**Task to complete:** Your task is to copy the listing exactly, with the pictures left out.

Dataset items
————————

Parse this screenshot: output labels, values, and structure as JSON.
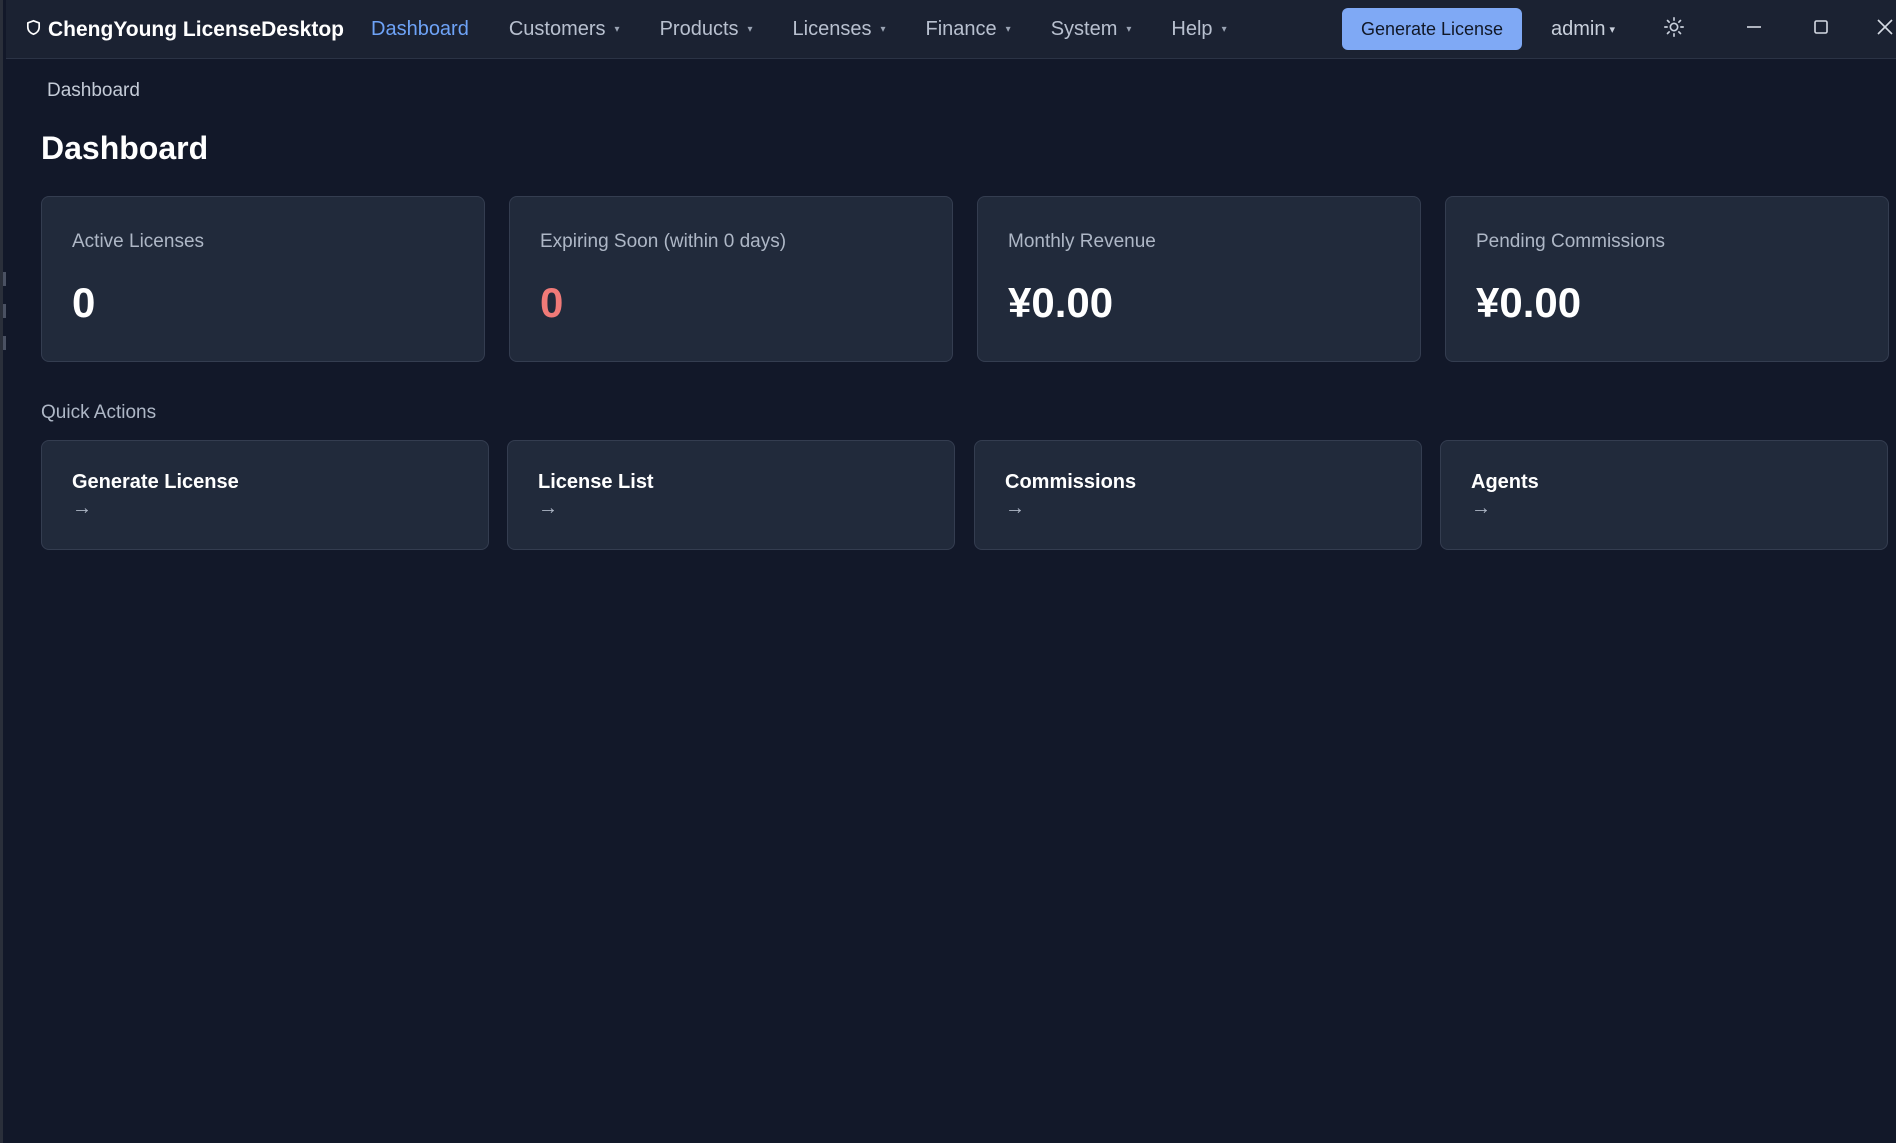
{
  "app": {
    "title": "ChengYoung LicenseDesktop",
    "icon": "shield-icon"
  },
  "nav": {
    "items": [
      {
        "label": "Dashboard",
        "active": true,
        "has_dropdown": false
      },
      {
        "label": "Customers",
        "active": false,
        "has_dropdown": true
      },
      {
        "label": "Products",
        "active": false,
        "has_dropdown": true
      },
      {
        "label": "Licenses",
        "active": false,
        "has_dropdown": true
      },
      {
        "label": "Finance",
        "active": false,
        "has_dropdown": true
      },
      {
        "label": "System",
        "active": false,
        "has_dropdown": true
      },
      {
        "label": "Help",
        "active": false,
        "has_dropdown": true
      }
    ],
    "caret": "▾"
  },
  "toolbar": {
    "generate_label": "Generate License",
    "user_label": "admin",
    "theme_icon": "sun-icon"
  },
  "window_controls": [
    "minimize-icon",
    "maximize-icon",
    "close-icon"
  ],
  "breadcrumb": "Dashboard",
  "page": {
    "title": "Dashboard"
  },
  "stats": [
    {
      "label": "Active Licenses",
      "value": "0",
      "tone": "normal"
    },
    {
      "label": "Expiring Soon (within 0 days)",
      "value": "0",
      "tone": "danger"
    },
    {
      "label": "Monthly Revenue",
      "value": "¥0.00",
      "tone": "normal"
    },
    {
      "label": "Pending Commissions",
      "value": "¥0.00",
      "tone": "normal"
    }
  ],
  "quick_actions": {
    "label": "Quick Actions",
    "arrow": "→",
    "items": [
      {
        "title": "Generate License"
      },
      {
        "title": "License List"
      },
      {
        "title": "Commissions"
      },
      {
        "title": "Agents"
      }
    ]
  },
  "colors": {
    "background": "#121829",
    "topbar": "#1b2232",
    "card": "#212a3b",
    "accent": "#6ea3f7",
    "button": "#7fa9f5",
    "danger": "#f07a78"
  }
}
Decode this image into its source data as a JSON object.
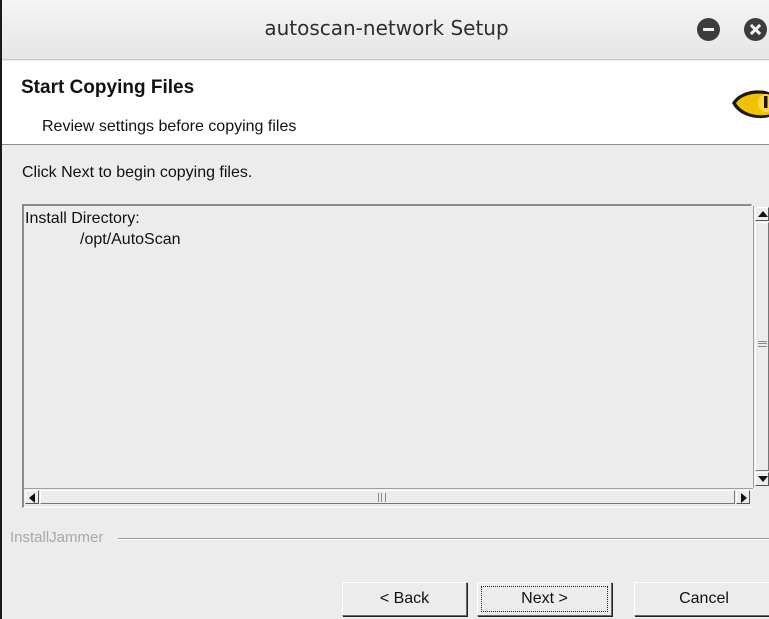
{
  "window": {
    "title": "autoscan-network Setup",
    "controls": [
      "minimize-icon",
      "close-icon"
    ]
  },
  "header": {
    "title": "Start Copying Files",
    "subtitle": "Review settings before copying files",
    "icon": "eye-logo-icon"
  },
  "body": {
    "instruction": "Click Next to begin copying files.",
    "settings_lines": [
      "Install Directory:",
      "/opt/AutoScan"
    ]
  },
  "branding": {
    "label": "InstallJammer"
  },
  "buttons": {
    "back": "< Back",
    "next": "Next >",
    "cancel": "Cancel"
  },
  "colors": {
    "window_bg": "#ececec",
    "header_bg": "#ffffff",
    "logo_yellow": "#f2c200",
    "logo_dark": "#1a1a1a"
  }
}
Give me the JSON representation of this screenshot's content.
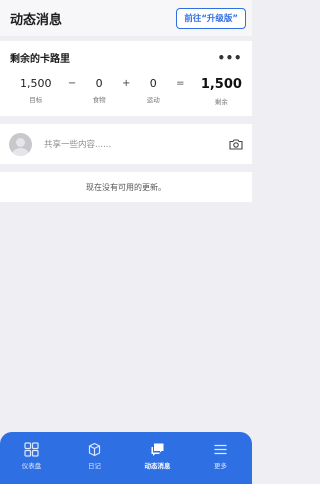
{
  "header": {
    "title": "动态消息",
    "upgrade_label": "前往“升级版”"
  },
  "calories": {
    "title": "剩余的卡路里",
    "goal_value": "1,500",
    "goal_label": "目标",
    "op_minus": "−",
    "food_value": "0",
    "food_label": "食物",
    "op_plus": "+",
    "exercise_value": "0",
    "exercise_label": "运动",
    "op_equals": "=",
    "remaining_value": "1,500",
    "remaining_label": "剩余"
  },
  "composer": {
    "placeholder": "共享一些内容......"
  },
  "feed": {
    "empty_message": "现在没有可用的更新。"
  },
  "tabbar": {
    "items": [
      {
        "label": "仪表盘",
        "icon": "dashboard-icon"
      },
      {
        "label": "日记",
        "icon": "diary-icon"
      },
      {
        "label": "动态消息",
        "icon": "newsfeed-icon"
      },
      {
        "label": "更多",
        "icon": "menu-icon"
      }
    ],
    "active": "动态消息"
  },
  "colors": {
    "accent": "#2f6fe4",
    "background": "#eeeef3"
  }
}
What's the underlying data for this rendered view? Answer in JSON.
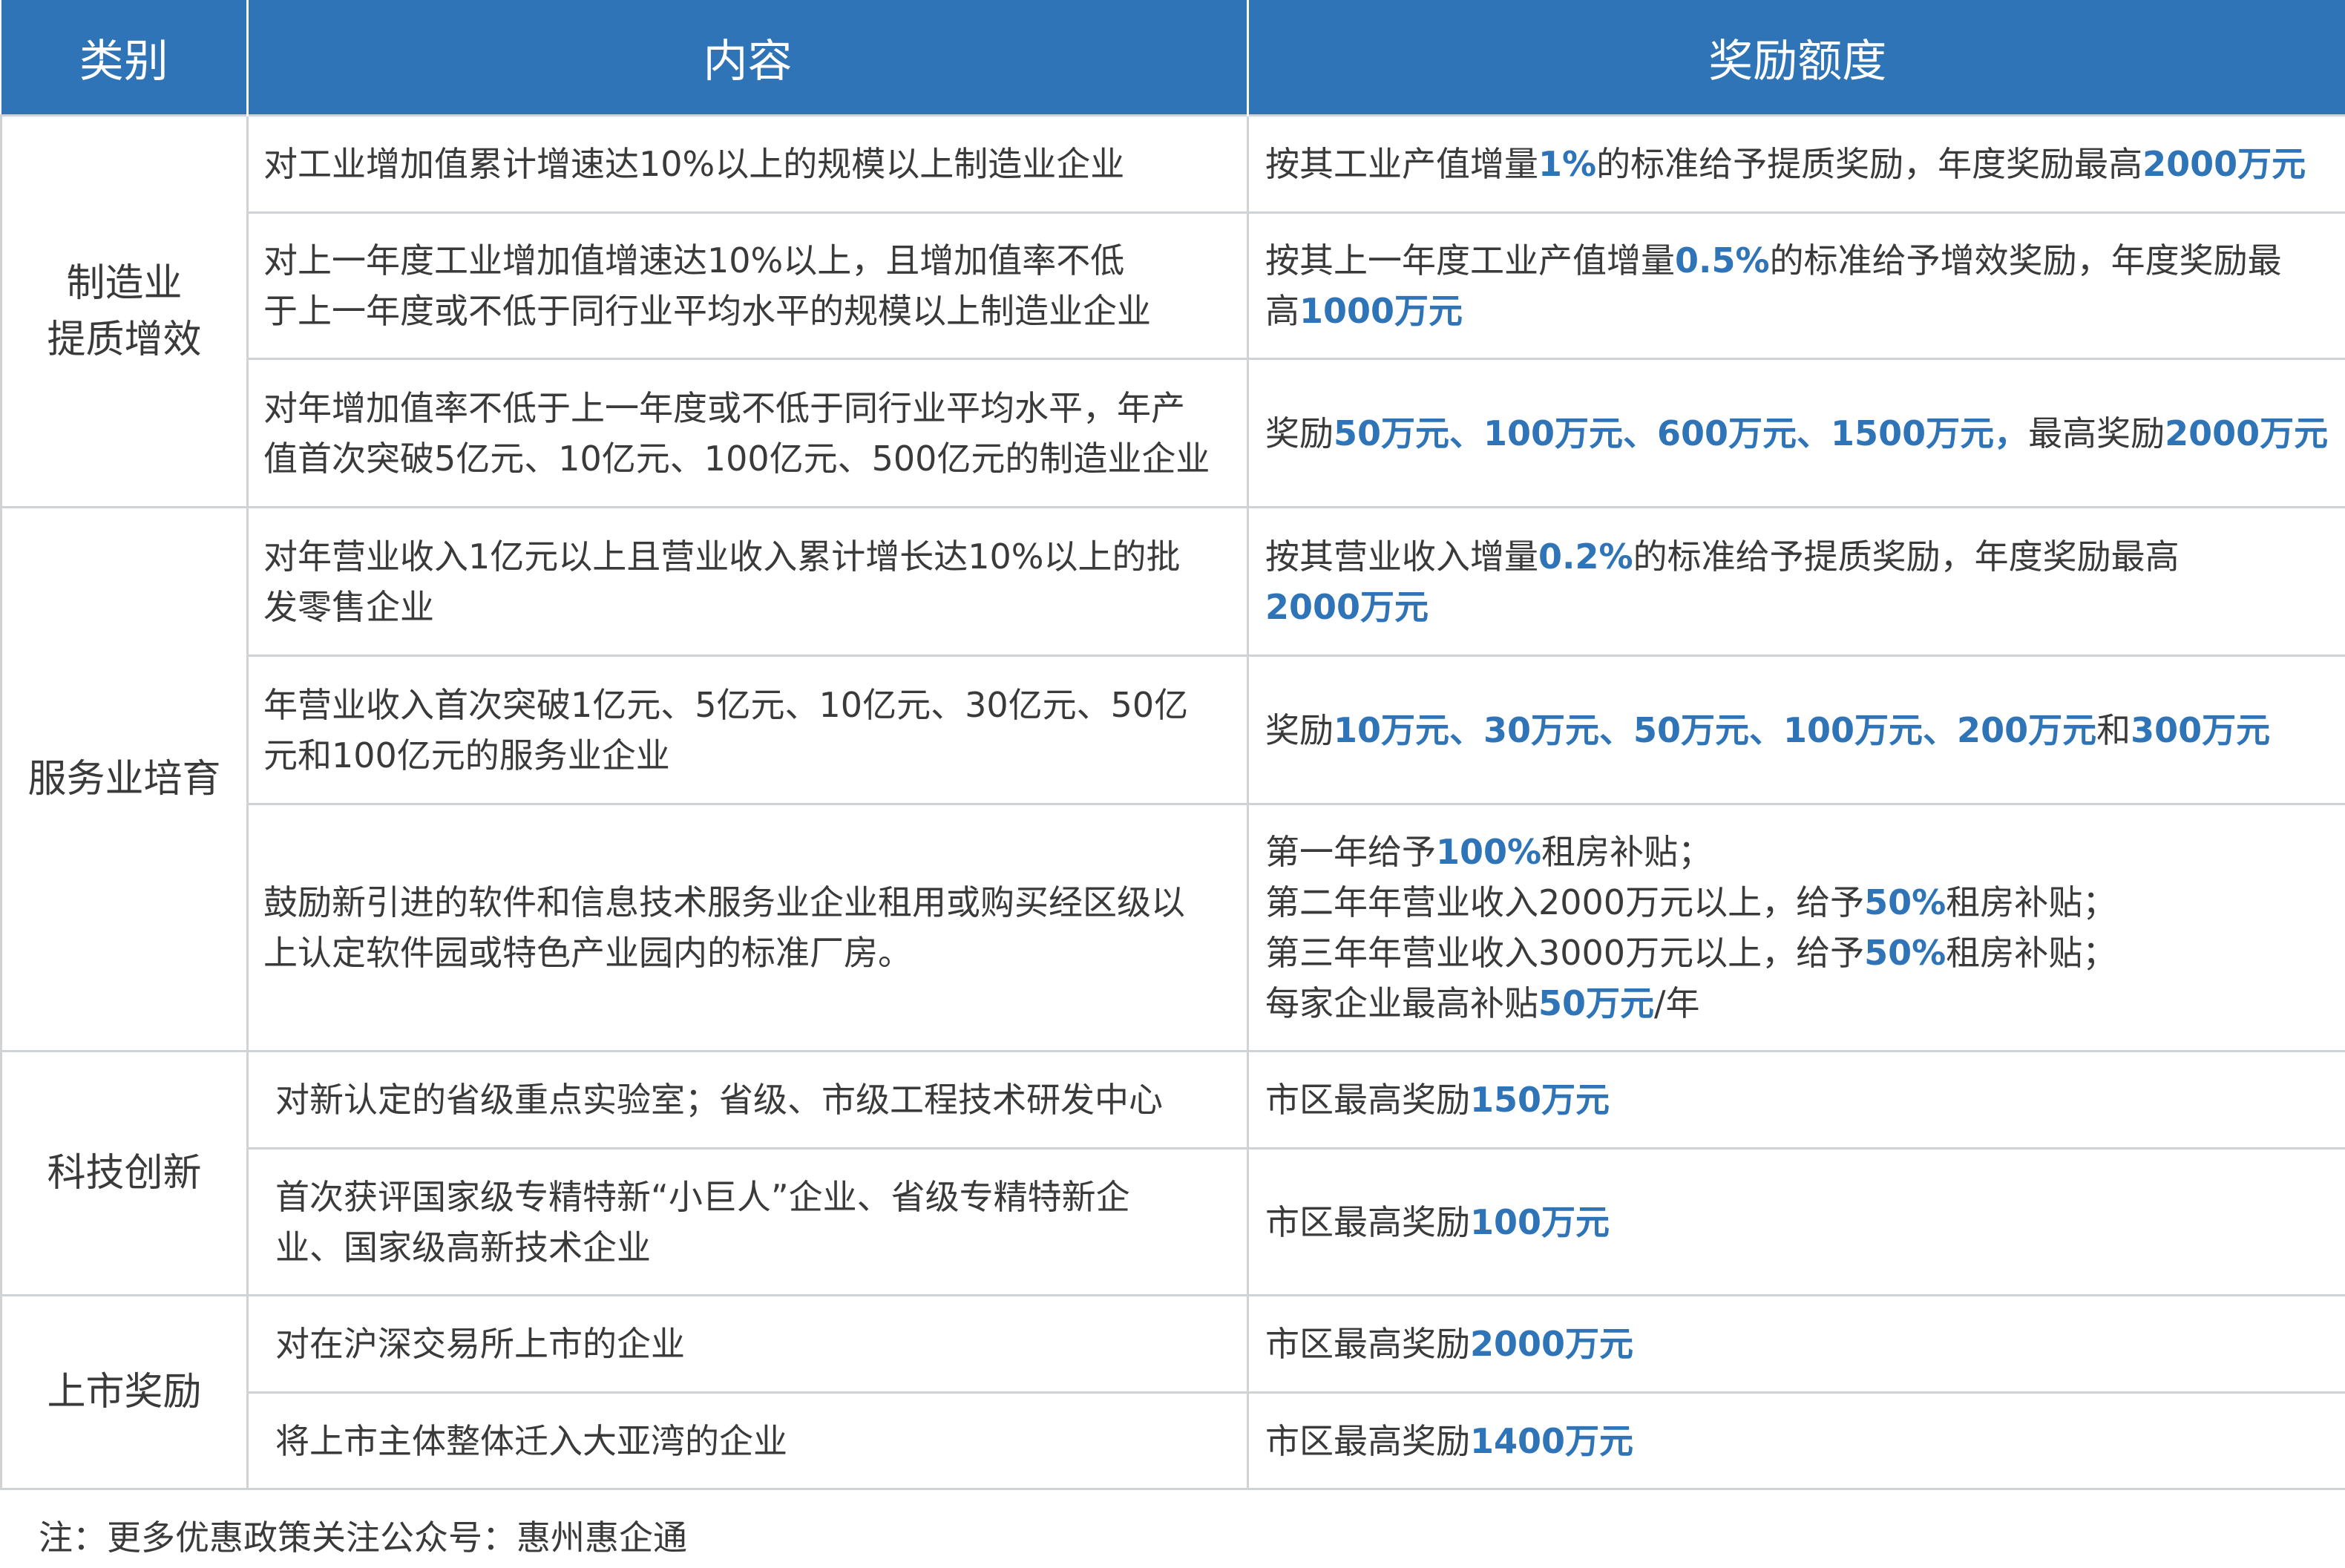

————————

**Task solution:**
Parse this screenshot: output labels, values, and structure as JSON.
{
  "app": {
    "title": "ChengYoung LicenseDesktop",
    "icon": "shield-icon"
  },
  "nav": {
    "items": [
      {
        "label": "Dashboard",
        "active": true,
        "has_dropdown": false
      },
      {
        "label": "Customers",
        "active": false,
        "has_dropdown": true
      },
      {
        "label": "Products",
        "active": false,
        "has_dropdown": true
      },
      {
        "label": "Licenses",
        "active": false,
        "has_dropdown": true
      },
      {
        "label": "Finance",
        "active": false,
        "has_dropdown": true
      },
      {
        "label": "System",
        "active": false,
        "has_dropdown": true
      },
      {
        "label": "Help",
        "active": false,
        "has_dropdown": true
      }
    ],
    "caret": "▾"
  },
  "toolbar": {
    "generate_label": "Generate License",
    "user_label": "admin",
    "theme_icon": "sun-icon"
  },
  "window_controls": [
    "minimize-icon",
    "maximize-icon",
    "close-icon"
  ],
  "breadcrumb": "Dashboard",
  "page": {
    "title": "Dashboard"
  },
  "stats": [
    {
      "label": "Active Licenses",
      "value": "0",
      "tone": "normal"
    },
    {
      "label": "Expiring Soon (within 0 days)",
      "value": "0",
      "tone": "danger"
    },
    {
      "label": "Monthly Revenue",
      "value": "¥0.00",
      "tone": "normal"
    },
    {
      "label": "Pending Commissions",
      "value": "¥0.00",
      "tone": "normal"
    }
  ],
  "quick_actions": {
    "label": "Quick Actions",
    "arrow": "→",
    "items": [
      {
        "title": "Generate License"
      },
      {
        "title": "License List"
      },
      {
        "title": "Commissions"
      },
      {
        "title": "Agents"
      }
    ]
  },
  "colors": {
    "background": "#121829",
    "topbar": "#1b2232",
    "card": "#212a3b",
    "accent": "#6ea3f7",
    "button": "#7fa9f5",
    "danger": "#f07a78"
  }
}
Decode this image into its source data as a JSON object.
{
  "window": {
    "title": "autoscan-network Setup",
    "controls": [
      "minimize-icon",
      "close-icon"
    ]
  },
  "header": {
    "title": "Start Copying Files",
    "subtitle": "Review settings before copying files",
    "icon": "eye-logo-icon"
  },
  "body": {
    "instruction": "Click Next to begin copying files.",
    "settings_lines": [
      "Install Directory:",
      "/opt/AutoScan"
    ]
  },
  "branding": {
    "label": "InstallJammer"
  },
  "buttons": {
    "back": "< Back",
    "next": "Next >",
    "cancel": "Cancel"
  },
  "colors": {
    "window_bg": "#ececec",
    "header_bg": "#ffffff",
    "logo_yellow": "#f2c200",
    "logo_dark": "#1a1a1a"
  }
}
Give me the JSON representation of this screenshot's content.
{
  "header": {
    "title": "动态消息",
    "upgrade_label": "前往“升级版”"
  },
  "calories": {
    "title": "剩余的卡路里",
    "goal_value": "1,500",
    "goal_label": "目标",
    "op_minus": "−",
    "food_value": "0",
    "food_label": "食物",
    "op_plus": "+",
    "exercise_value": "0",
    "exercise_label": "运动",
    "op_equals": "=",
    "remaining_value": "1,500",
    "remaining_label": "剩余"
  },
  "composer": {
    "placeholder": "共享一些内容......"
  },
  "feed": {
    "empty_message": "现在没有可用的更新。"
  },
  "tabbar": {
    "items": [
      {
        "label": "仪表盘",
        "icon": "dashboard-icon"
      },
      {
        "label": "日记",
        "icon": "diary-icon"
      },
      {
        "label": "动态消息",
        "icon": "newsfeed-icon"
      },
      {
        "label": "更多",
        "icon": "menu-icon"
      }
    ],
    "active": "动态消息"
  },
  "colors": {
    "accent": "#2f6fe4",
    "background": "#eeeef3"
  }
}
What's the underlying data for this rendered view? Answer in JSON.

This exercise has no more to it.